=== DATA RECORDS ===

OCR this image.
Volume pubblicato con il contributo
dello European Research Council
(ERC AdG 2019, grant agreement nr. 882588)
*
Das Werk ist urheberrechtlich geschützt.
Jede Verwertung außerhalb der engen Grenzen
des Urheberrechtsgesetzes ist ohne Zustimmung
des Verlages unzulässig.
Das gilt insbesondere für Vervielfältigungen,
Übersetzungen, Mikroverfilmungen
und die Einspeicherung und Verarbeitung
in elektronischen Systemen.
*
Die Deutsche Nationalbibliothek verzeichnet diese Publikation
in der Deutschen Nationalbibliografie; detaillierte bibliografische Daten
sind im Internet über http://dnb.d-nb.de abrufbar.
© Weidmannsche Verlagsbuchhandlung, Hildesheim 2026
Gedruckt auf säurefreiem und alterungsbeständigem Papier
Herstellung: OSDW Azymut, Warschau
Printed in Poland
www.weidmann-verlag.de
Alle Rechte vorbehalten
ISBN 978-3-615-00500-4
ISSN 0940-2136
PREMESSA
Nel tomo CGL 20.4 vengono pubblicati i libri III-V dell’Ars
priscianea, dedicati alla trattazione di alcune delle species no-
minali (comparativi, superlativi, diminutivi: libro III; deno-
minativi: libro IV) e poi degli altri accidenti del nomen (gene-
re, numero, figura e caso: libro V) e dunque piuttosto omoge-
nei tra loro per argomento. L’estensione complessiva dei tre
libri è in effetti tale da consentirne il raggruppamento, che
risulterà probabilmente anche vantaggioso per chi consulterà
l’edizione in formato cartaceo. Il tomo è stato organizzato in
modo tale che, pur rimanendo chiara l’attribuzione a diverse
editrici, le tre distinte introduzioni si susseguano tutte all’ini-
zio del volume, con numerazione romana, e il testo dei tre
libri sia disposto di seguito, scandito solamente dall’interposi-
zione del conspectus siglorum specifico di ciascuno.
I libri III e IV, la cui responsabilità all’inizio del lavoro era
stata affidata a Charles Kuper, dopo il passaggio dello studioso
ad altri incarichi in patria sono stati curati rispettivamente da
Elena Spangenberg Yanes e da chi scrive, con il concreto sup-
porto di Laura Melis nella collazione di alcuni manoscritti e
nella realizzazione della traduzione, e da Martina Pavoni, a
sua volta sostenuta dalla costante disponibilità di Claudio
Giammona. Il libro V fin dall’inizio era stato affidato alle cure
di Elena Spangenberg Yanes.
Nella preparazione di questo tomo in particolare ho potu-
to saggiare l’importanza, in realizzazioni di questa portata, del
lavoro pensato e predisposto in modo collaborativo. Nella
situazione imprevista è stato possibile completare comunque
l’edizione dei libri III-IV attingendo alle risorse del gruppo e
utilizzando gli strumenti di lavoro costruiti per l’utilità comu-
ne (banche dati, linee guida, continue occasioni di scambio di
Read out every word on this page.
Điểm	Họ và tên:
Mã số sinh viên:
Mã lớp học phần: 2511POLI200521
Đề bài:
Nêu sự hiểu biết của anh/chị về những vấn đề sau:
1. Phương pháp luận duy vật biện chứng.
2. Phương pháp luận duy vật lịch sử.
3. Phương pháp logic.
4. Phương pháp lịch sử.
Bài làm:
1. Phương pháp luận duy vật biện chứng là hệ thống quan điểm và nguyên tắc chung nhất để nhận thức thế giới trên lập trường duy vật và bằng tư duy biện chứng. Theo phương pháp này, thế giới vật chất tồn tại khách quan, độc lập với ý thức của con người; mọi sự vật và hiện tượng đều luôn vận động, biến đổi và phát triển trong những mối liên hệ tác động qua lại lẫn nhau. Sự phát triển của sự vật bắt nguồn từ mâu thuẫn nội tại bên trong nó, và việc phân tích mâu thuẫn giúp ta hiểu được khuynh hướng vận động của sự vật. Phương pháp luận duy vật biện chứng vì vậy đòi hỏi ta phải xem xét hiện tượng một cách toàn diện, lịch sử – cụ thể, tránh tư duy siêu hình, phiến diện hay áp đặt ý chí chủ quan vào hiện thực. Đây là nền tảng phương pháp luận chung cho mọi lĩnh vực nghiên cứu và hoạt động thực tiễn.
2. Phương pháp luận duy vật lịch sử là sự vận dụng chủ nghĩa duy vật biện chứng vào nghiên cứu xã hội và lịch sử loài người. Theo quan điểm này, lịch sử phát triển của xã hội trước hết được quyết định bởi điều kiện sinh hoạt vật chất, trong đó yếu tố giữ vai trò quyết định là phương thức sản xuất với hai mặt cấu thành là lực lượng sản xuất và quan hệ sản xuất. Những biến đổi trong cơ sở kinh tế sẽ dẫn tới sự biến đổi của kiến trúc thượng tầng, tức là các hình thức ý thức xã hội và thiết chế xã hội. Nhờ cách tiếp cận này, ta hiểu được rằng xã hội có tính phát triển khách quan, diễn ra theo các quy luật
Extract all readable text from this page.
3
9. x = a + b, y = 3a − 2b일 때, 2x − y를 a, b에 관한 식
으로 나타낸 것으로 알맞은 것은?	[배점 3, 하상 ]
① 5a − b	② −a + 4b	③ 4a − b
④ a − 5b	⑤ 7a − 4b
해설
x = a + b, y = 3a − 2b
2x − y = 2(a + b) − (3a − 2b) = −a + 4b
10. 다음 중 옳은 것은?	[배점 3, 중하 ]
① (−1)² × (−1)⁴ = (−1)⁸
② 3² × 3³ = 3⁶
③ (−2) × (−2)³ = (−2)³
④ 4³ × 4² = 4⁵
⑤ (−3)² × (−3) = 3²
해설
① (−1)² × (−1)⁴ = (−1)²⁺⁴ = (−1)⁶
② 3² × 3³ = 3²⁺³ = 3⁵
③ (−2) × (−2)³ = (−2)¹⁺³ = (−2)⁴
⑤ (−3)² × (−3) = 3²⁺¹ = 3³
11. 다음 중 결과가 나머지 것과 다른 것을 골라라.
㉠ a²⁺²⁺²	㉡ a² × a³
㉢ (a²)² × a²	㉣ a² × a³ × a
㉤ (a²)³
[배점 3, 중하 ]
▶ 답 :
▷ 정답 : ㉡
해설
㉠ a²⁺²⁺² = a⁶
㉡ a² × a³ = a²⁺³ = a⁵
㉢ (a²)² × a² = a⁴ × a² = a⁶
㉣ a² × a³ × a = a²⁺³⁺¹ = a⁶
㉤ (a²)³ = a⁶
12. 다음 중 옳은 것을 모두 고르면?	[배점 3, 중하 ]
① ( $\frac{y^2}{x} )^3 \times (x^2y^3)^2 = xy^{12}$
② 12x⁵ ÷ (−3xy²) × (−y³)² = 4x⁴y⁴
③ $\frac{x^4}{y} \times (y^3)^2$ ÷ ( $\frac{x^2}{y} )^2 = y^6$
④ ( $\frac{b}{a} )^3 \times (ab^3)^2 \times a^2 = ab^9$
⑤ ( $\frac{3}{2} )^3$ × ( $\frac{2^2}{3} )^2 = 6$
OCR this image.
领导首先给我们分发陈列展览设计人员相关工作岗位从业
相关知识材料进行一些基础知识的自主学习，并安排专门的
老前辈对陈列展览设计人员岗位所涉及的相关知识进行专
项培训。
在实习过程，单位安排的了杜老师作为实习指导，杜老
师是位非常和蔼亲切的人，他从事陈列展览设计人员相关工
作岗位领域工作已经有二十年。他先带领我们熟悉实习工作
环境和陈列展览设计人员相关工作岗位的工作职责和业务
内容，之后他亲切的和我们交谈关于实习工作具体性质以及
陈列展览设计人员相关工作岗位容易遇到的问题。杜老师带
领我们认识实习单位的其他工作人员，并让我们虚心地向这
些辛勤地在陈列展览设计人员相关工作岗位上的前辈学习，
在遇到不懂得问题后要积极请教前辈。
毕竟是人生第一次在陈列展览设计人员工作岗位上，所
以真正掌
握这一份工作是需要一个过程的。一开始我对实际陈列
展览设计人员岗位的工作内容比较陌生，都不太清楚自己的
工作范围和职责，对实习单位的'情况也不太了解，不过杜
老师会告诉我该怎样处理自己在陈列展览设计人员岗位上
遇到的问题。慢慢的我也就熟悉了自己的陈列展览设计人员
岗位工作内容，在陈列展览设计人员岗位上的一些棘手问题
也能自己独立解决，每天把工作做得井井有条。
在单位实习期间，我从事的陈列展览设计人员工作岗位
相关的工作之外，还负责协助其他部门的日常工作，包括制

===

Copy out every line from the data above that has "chứng" in it.

#### [ANSWER TO THIS TASK]
1. Phương pháp luận duy vật biện chứng.
1. Phương pháp luận duy vật biện chứng là hệ thống quan điểm và nguyên tắc chung nhất để nhận thức thế giới trên lập trường duy vật và bằng tư duy biện chứng. Theo phương pháp này, thế giới vật chất tồn tại khách quan, độc lập với ý thức của con người; mọi sự vật và hiện tượng đều luôn vận động, biến đổi và phát triển trong những mối liên hệ tác động qua lại lẫn nhau. Sự phát triển của sự vật bắt nguồn từ mâu thuẫn nội tại bên trong nó, và việc phân tích mâu thuẫn giúp ta hiểu được khuynh hướng vận động của sự vật. Phương pháp luận duy vật biện chứng vì vậy đòi hỏi ta phải xem xét hiện tượng một cách toàn diện, lịch sử – cụ thể, tránh tư duy siêu hình, phiến diện hay áp đặt ý chí chủ quan vào hiện thực. Đây là nền tảng phương pháp luận chung cho mọi lĩnh vực nghiên cứu và hoạt động thực tiễn.
2. Phương pháp luận duy vật lịch sử là sự vận dụng chủ nghĩa duy vật biện chứng vào nghiên cứu xã hội và lịch sử loài người. Theo quan điểm này, lịch sử phát triển của xã hội trước hết được quyết định bởi điều kiện sinh hoạt vật chất, trong đó yếu tố giữ vai trò quyết định là phương thức sản xuất với hai mặt cấu thành là lực lượng sản xuất và quan hệ sản xuất. Những biến đổi trong cơ sở kinh tế sẽ dẫn tới sự biến đổi của kiến trúc thượng tầng, tức là các hình thức ý thức xã hội và thiết chế xã hội. Nhờ cách tiếp cận này, ta hiểu được rằng xã hội có tính phát triển khách quan, diễn ra theo các quy luật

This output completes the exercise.